(Lines of data)
+===+

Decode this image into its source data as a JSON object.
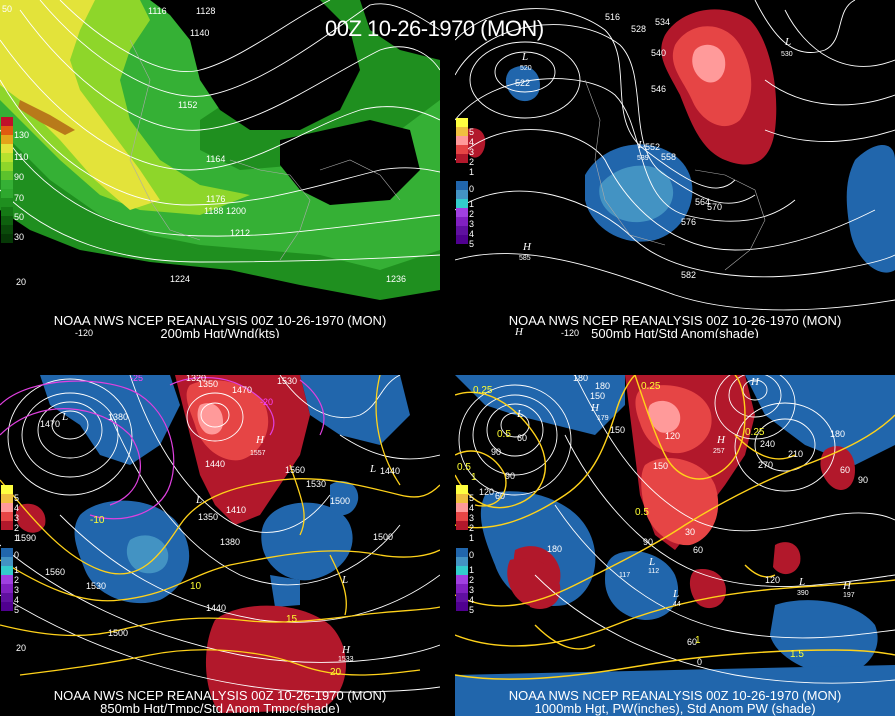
{
  "main_title": "00Z 10-26-1970 (MON)",
  "colors": {
    "background": "#000000",
    "contour": "#ffffff",
    "temp_contour": "#ffd21a",
    "magenta_contour": "#e040e0",
    "wind_light": "#2ea82e",
    "wind_mid": "#7fd12a",
    "wind_high": "#e6e640",
    "anom_neg1": "#2166ac",
    "anom_neg2": "#4393c3",
    "anom_pos1": "#b2182b",
    "anom_pos2": "#e64545",
    "anom_pos3": "#ff8888"
  },
  "panels": [
    {
      "id": "200mb",
      "caption_line1": "NOAA NWS NCEP REANALYSIS 00Z 10-26-1970 (MON)",
      "caption_line2": "200mb Hgt/Wnd(kts)",
      "legend_labels": [
        "130",
        "110",
        "90",
        "70",
        "50",
        "30"
      ],
      "height_labels": [
        "1116",
        "1128",
        "1140",
        "1152",
        "1164",
        "1176",
        "1188",
        "1200",
        "1212",
        "1224",
        "1236"
      ],
      "edge_labels": [
        "50",
        "20",
        "-120"
      ]
    },
    {
      "id": "500mb",
      "caption_line1": "NOAA NWS NCEP REANALYSIS 00Z 10-26-1970 (MON)",
      "caption_line2": "500mb Hgt/Std Anom(shade)",
      "legend_labels": [
        "5",
        "4",
        "3",
        "2",
        "1",
        "0",
        "1",
        "2",
        "3",
        "4",
        "5"
      ],
      "height_labels": [
        "516",
        "528",
        "534",
        "540",
        "546",
        "552",
        "558",
        "564",
        "570",
        "576",
        "582",
        "522",
        "520",
        "539",
        "530"
      ],
      "centers": [
        "L",
        "L",
        "H",
        "H",
        "L"
      ],
      "center_values": [
        "520",
        "539",
        "585",
        "530"
      ],
      "edge_labels": [
        "-120"
      ]
    },
    {
      "id": "850mb",
      "caption_line1": "NOAA NWS NCEP REANALYSIS 00Z 10-26-1970 (MON)",
      "caption_line2": "850mb Hgt/Tmpc/Std Anom Tmpc(shade)",
      "legend_labels": [
        "5",
        "4",
        "3",
        "2",
        "1",
        "0",
        "1",
        "2",
        "3",
        "4",
        "5"
      ],
      "height_labels": [
        "1320",
        "1350",
        "1470",
        "1530",
        "1380",
        "1440",
        "1560",
        "1530",
        "1500",
        "1440",
        "1410",
        "1380",
        "1350",
        "1590",
        "1560",
        "1530",
        "1500",
        "1440",
        "1500",
        "1470",
        "1533",
        "1557"
      ],
      "temp_labels": [
        "-10",
        "10",
        "15",
        "20",
        "-25",
        "-20"
      ],
      "centers": [
        "L",
        "H",
        "L",
        "L",
        "H",
        "L"
      ],
      "edge_labels": [
        "20"
      ]
    },
    {
      "id": "1000mb",
      "caption_line1": "NOAA NWS NCEP REANALYSIS 00Z 10-26-1970 (MON)",
      "caption_line2": "1000mb Hgt, PW(inches), Std Anom PW (shade)",
      "legend_labels": [
        "5",
        "4",
        "3",
        "2",
        "1",
        "0",
        "1",
        "2",
        "3",
        "4",
        "5"
      ],
      "height_labels": [
        "180",
        "180",
        "150",
        "150",
        "120",
        "90",
        "60",
        "90",
        "60",
        "120",
        "180",
        "240",
        "210",
        "270",
        "150",
        "180",
        "60",
        "90",
        "90",
        "30",
        "60",
        "120",
        "60",
        "0",
        "179",
        "112",
        "117",
        "44",
        "390",
        "197",
        "257"
      ],
      "pw_labels": [
        "0.25",
        "0.5",
        "0.25",
        "0.25",
        "0.5",
        "0.5",
        "1",
        "1.5",
        "1"
      ],
      "centers": [
        "H",
        "H",
        "L",
        "H",
        "L",
        "L",
        "L",
        "H"
      ]
    }
  ]
}
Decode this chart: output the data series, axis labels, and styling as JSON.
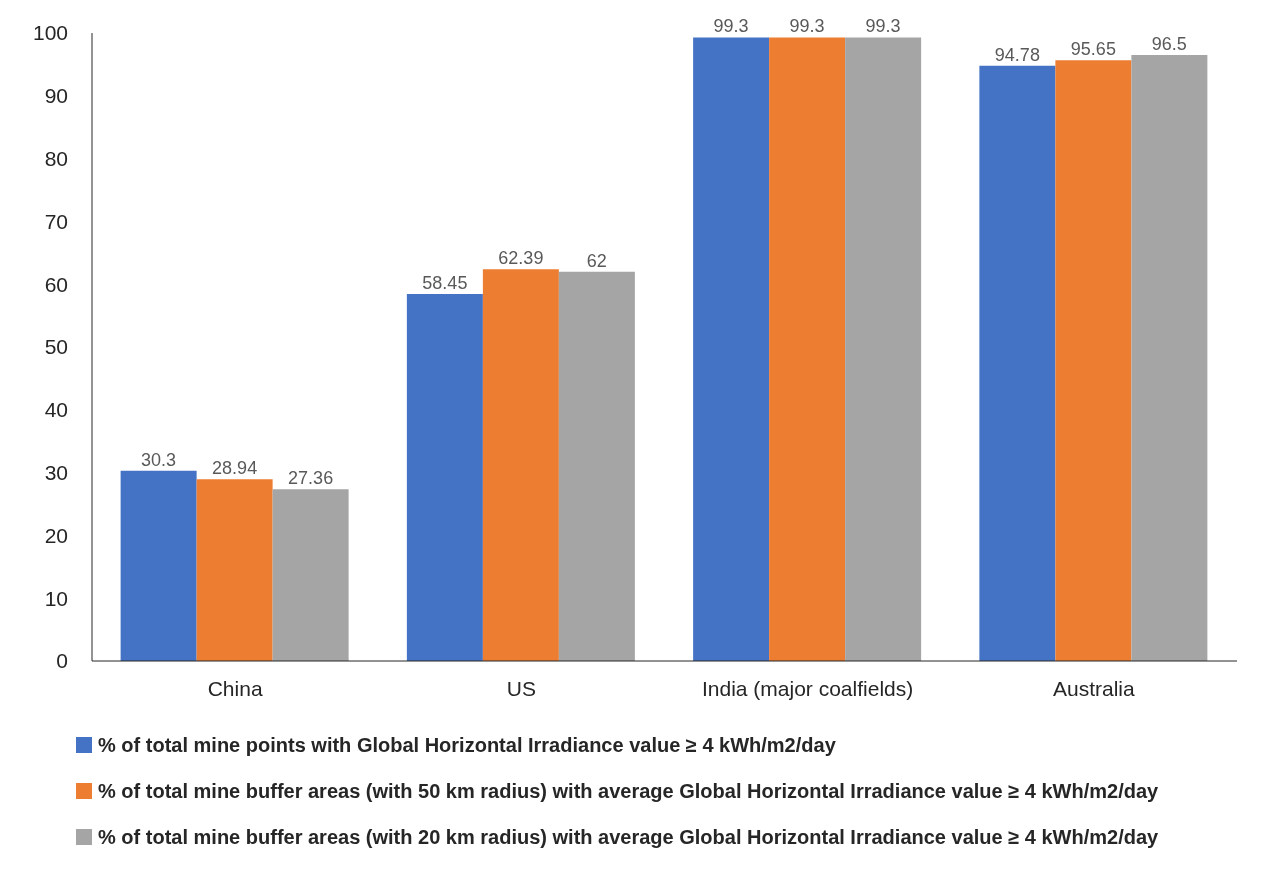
{
  "chart_data": {
    "type": "bar",
    "categories": [
      "China",
      "US",
      "India  (major coalfields)",
      "Australia"
    ],
    "series": [
      {
        "name": "% of total mine points with Global Horizontal Irradiance value ≥ 4 kWh/m2/day",
        "color": "#4472c4",
        "values": [
          30.3,
          58.45,
          99.3,
          94.78
        ]
      },
      {
        "name": "% of total mine buffer areas (with 50 km radius) with average Global Horizontal Irradiance value  ≥ 4 kWh/m2/day",
        "color": "#ed7d31",
        "values": [
          28.94,
          62.39,
          99.3,
          95.65
        ]
      },
      {
        "name": "% of total mine buffer areas (with 20 km radius) with average Global Horizontal Irradiance value  ≥ 4 kWh/m2/day",
        "color": "#a5a5a5",
        "values": [
          27.36,
          62,
          99.3,
          96.5
        ]
      }
    ],
    "ylim": [
      0,
      100
    ],
    "yticks": [
      0,
      10,
      20,
      30,
      40,
      50,
      60,
      70,
      80,
      90,
      100
    ],
    "grid": false,
    "legend": "bottom",
    "data_labels": true
  }
}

+===+

Exercise
Reproduce every line above as written, skipping pictures.

Solution
Decode this image into its source data as a JSON object.
{
  "main_title": "00Z 10-26-1970 (MON)",
  "colors": {
    "background": "#000000",
    "contour": "#ffffff",
    "temp_contour": "#ffd21a",
    "magenta_contour": "#e040e0",
    "wind_light": "#2ea82e",
    "wind_mid": "#7fd12a",
    "wind_high": "#e6e640",
    "anom_neg1": "#2166ac",
    "anom_neg2": "#4393c3",
    "anom_pos1": "#b2182b",
    "anom_pos2": "#e64545",
    "anom_pos3": "#ff8888"
  },
  "panels": [
    {
      "id": "200mb",
      "caption_line1": "NOAA NWS NCEP REANALYSIS 00Z 10-26-1970 (MON)",
      "caption_line2": "200mb Hgt/Wnd(kts)",
      "legend_labels": [
        "130",
        "110",
        "90",
        "70",
        "50",
        "30"
      ],
      "height_labels": [
        "1116",
        "1128",
        "1140",
        "1152",
        "1164",
        "1176",
        "1188",
        "1200",
        "1212",
        "1224",
        "1236"
      ],
      "edge_labels": [
        "50",
        "20",
        "-120"
      ]
    },
    {
      "id": "500mb",
      "caption_line1": "NOAA NWS NCEP REANALYSIS 00Z 10-26-1970 (MON)",
      "caption_line2": "500mb Hgt/Std Anom(shade)",
      "legend_labels": [
        "5",
        "4",
        "3",
        "2",
        "1",
        "0",
        "1",
        "2",
        "3",
        "4",
        "5"
      ],
      "height_labels": [
        "516",
        "528",
        "534",
        "540",
        "546",
        "552",
        "558",
        "564",
        "570",
        "576",
        "582",
        "522",
        "520",
        "539",
        "530"
      ],
      "centers": [
        "L",
        "L",
        "H",
        "H",
        "L"
      ],
      "center_values": [
        "520",
        "539",
        "585",
        "530"
      ],
      "edge_labels": [
        "-120"
      ]
    },
    {
      "id": "850mb",
      "caption_line1": "NOAA NWS NCEP REANALYSIS 00Z 10-26-1970 (MON)",
      "caption_line2": "850mb Hgt/Tmpc/Std Anom Tmpc(shade)",
      "legend_labels": [
        "5",
        "4",
        "3",
        "2",
        "1",
        "0",
        "1",
        "2",
        "3",
        "4",
        "5"
      ],
      "height_labels": [
        "1320",
        "1350",
        "1470",
        "1530",
        "1380",
        "1440",
        "1560",
        "1530",
        "1500",
        "1440",
        "1410",
        "1380",
        "1350",
        "1590",
        "1560",
        "1530",
        "1500",
        "1440",
        "1500",
        "1470",
        "1533",
        "1557"
      ],
      "temp_labels": [
        "-10",
        "10",
        "15",
        "20",
        "-25",
        "-20"
      ],
      "centers": [
        "L",
        "H",
        "L",
        "L",
        "H",
        "L"
      ],
      "edge_labels": [
        "20"
      ]
    },
    {
      "id": "1000mb",
      "caption_line1": "NOAA NWS NCEP REANALYSIS 00Z 10-26-1970 (MON)",
      "caption_line2": "1000mb Hgt, PW(inches), Std Anom PW (shade)",
      "legend_labels": [
        "5",
        "4",
        "3",
        "2",
        "1",
        "0",
        "1",
        "2",
        "3",
        "4",
        "5"
      ],
      "height_labels": [
        "180",
        "180",
        "150",
        "150",
        "120",
        "90",
        "60",
        "90",
        "60",
        "120",
        "180",
        "240",
        "210",
        "270",
        "150",
        "180",
        "60",
        "90",
        "90",
        "30",
        "60",
        "120",
        "60",
        "0",
        "179",
        "112",
        "117",
        "44",
        "390",
        "197",
        "257"
      ],
      "pw_labels": [
        "0.25",
        "0.5",
        "0.25",
        "0.25",
        "0.5",
        "0.5",
        "1",
        "1.5",
        "1"
      ],
      "centers": [
        "H",
        "H",
        "L",
        "H",
        "L",
        "L",
        "L",
        "H"
      ]
    }
  ]
}
Decode this chart: output the data series, axis labels, and styling as JSON.
{
  "chart_data": {
    "type": "bar",
    "categories": [
      "China",
      "US",
      "India  (major coalfields)",
      "Australia"
    ],
    "series": [
      {
        "name": "% of total mine points with Global Horizontal Irradiance value ≥ 4 kWh/m2/day",
        "color": "#4472c4",
        "values": [
          30.3,
          58.45,
          99.3,
          94.78
        ]
      },
      {
        "name": "% of total mine buffer areas (with 50 km radius) with average Global Horizontal Irradiance value  ≥ 4 kWh/m2/day",
        "color": "#ed7d31",
        "values": [
          28.94,
          62.39,
          99.3,
          95.65
        ]
      },
      {
        "name": "% of total mine buffer areas (with 20 km radius) with average Global Horizontal Irradiance value  ≥ 4 kWh/m2/day",
        "color": "#a5a5a5",
        "values": [
          27.36,
          62,
          99.3,
          96.5
        ]
      }
    ],
    "ylim": [
      0,
      100
    ],
    "yticks": [
      0,
      10,
      20,
      30,
      40,
      50,
      60,
      70,
      80,
      90,
      100
    ],
    "grid": false,
    "legend": "bottom",
    "data_labels": true
  }
}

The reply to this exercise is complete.